> _WHAT NEEDS TO BE DONE_: Pick out each line in these entries that contains the string "Formatar".

::::

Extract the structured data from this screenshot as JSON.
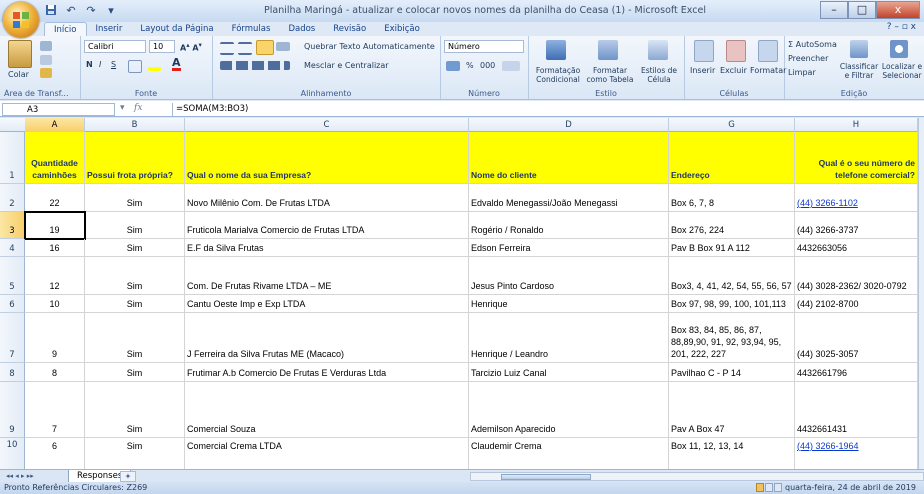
{
  "window": {
    "title": "Planilha Maringá - atualizar e colocar novos nomes da planilha do Ceasa (1) - Microsoft Excel",
    "min": "–",
    "max": "□",
    "close": "x"
  },
  "qat": [
    "↶",
    "↷",
    "▾"
  ],
  "tabs": [
    "Início",
    "Inserir",
    "Layout da Página",
    "Fórmulas",
    "Dados",
    "Revisão",
    "Exibição"
  ],
  "help": "? – ▫ x",
  "ribbon": {
    "clipboard": {
      "label": "Área de Transf...",
      "paste": "Colar"
    },
    "font": {
      "label": "Fonte",
      "name": "Calibri",
      "size": "10",
      "bold": "N",
      "italic": "I",
      "underline": "S"
    },
    "alignment": {
      "label": "Alinhamento",
      "wrap": "Quebrar Texto Automaticamente",
      "merge": "Mesclar e Centralizar"
    },
    "number": {
      "label": "Número",
      "format": "Número",
      "percent": "%",
      "thousands": "000"
    },
    "style": {
      "label": "Estilo",
      "conditional": "Formatação Condicional",
      "table": "Formatar como Tabela",
      "cell": "Estilos de Célula"
    },
    "cells": {
      "label": "Células",
      "insert": "Inserir",
      "delete": "Excluir",
      "format": "Formatar"
    },
    "editing": {
      "label": "Edição",
      "autosum": "Σ AutoSoma",
      "fill": "Preencher",
      "clear": "Limpar",
      "sort": "Classificar e Filtrar",
      "find": "Localizar e Selecionar"
    }
  },
  "formula_bar": {
    "name_box": "A3",
    "fx": "fx",
    "formula": "=SOMA(M3:BO3)"
  },
  "columns": [
    "A",
    "B",
    "C",
    "D",
    "G",
    "H"
  ],
  "header_row": {
    "num": "1",
    "cells": [
      "Quantidade caminhões",
      "Possui frota própria?",
      "Qual o nome da sua Empresa?",
      "Nome do cliente",
      "Endereço",
      "Qual é o seu número de telefone comercial?"
    ]
  },
  "rows": [
    {
      "num": "2",
      "cells": [
        "22",
        "Sim",
        "Novo Milênio Com. De Frutas LTDA",
        "Edvaldo Menegassi/João Menegassi",
        "Box 6, 7, 8",
        "(44) 3266-1102"
      ]
    },
    {
      "num": "3",
      "cells": [
        "19",
        "Sim",
        "Fruticola Marialva Comercio de Frutas LTDA",
        "Rogério / Ronaldo",
        "Box 276, 224",
        "(44) 3266-3737"
      ]
    },
    {
      "num": "4",
      "cells": [
        "16",
        "Sim",
        "E.F da Silva Frutas",
        "Edson Ferreira",
        "Pav B Box 91 A 112",
        "4432663056"
      ]
    },
    {
      "num": "5",
      "cells": [
        "12",
        "Sim",
        "Com. De Frutas Rivame LTDA – ME",
        "Jesus Pinto Cardoso",
        "Box3, 4, 41, 42, 54, 55, 56, 57",
        "(44) 3028-2362/ 3020-0792"
      ]
    },
    {
      "num": "6",
      "cells": [
        "10",
        "Sim",
        "Cantu Oeste Imp e Exp LTDA",
        "Henrique",
        "Box 97, 98, 99, 100, 101,113",
        "(44) 2102-8700"
      ]
    },
    {
      "num": "7",
      "cells": [
        "9",
        "Sim",
        "J Ferreira da Silva Frutas ME (Macaco)",
        "Henrique / Leandro",
        "Box 83, 84, 85, 86, 87, 88,89,90, 91, 92, 93,94, 95, 201, 222, 227",
        "(44) 3025-3057"
      ]
    },
    {
      "num": "8",
      "cells": [
        "8",
        "Sim",
        "Frutimar A.b Comercio De Frutas E Verduras Ltda",
        "Tarcizio Luiz Canal",
        "Pavilhao C - P 14",
        "4432661796"
      ]
    },
    {
      "num": "9",
      "cells": [
        "7",
        "Sim",
        "Comercial Souza",
        "Ademilson Aparecido",
        "Pav A Box 47",
        "4432661431"
      ]
    },
    {
      "num": "10",
      "cells": [
        "6",
        "Sim",
        "Comercial Crema LTDA",
        "Claudemir Crema",
        "Box 11, 12, 13, 14",
        "(44) 3266-1964"
      ]
    }
  ],
  "sheet": {
    "name": "Responses",
    "nav": "◂◂ ◂ ▸ ▸▸"
  },
  "status": {
    "left": "Pronto   Referências Circulares: Z269",
    "date": "quarta-feira, 24 de abril de 2019"
  }
}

::::

> _RESULT OF THIS TASK_:
      "table": "Formatar como Tabela",
      "format": "Formatar"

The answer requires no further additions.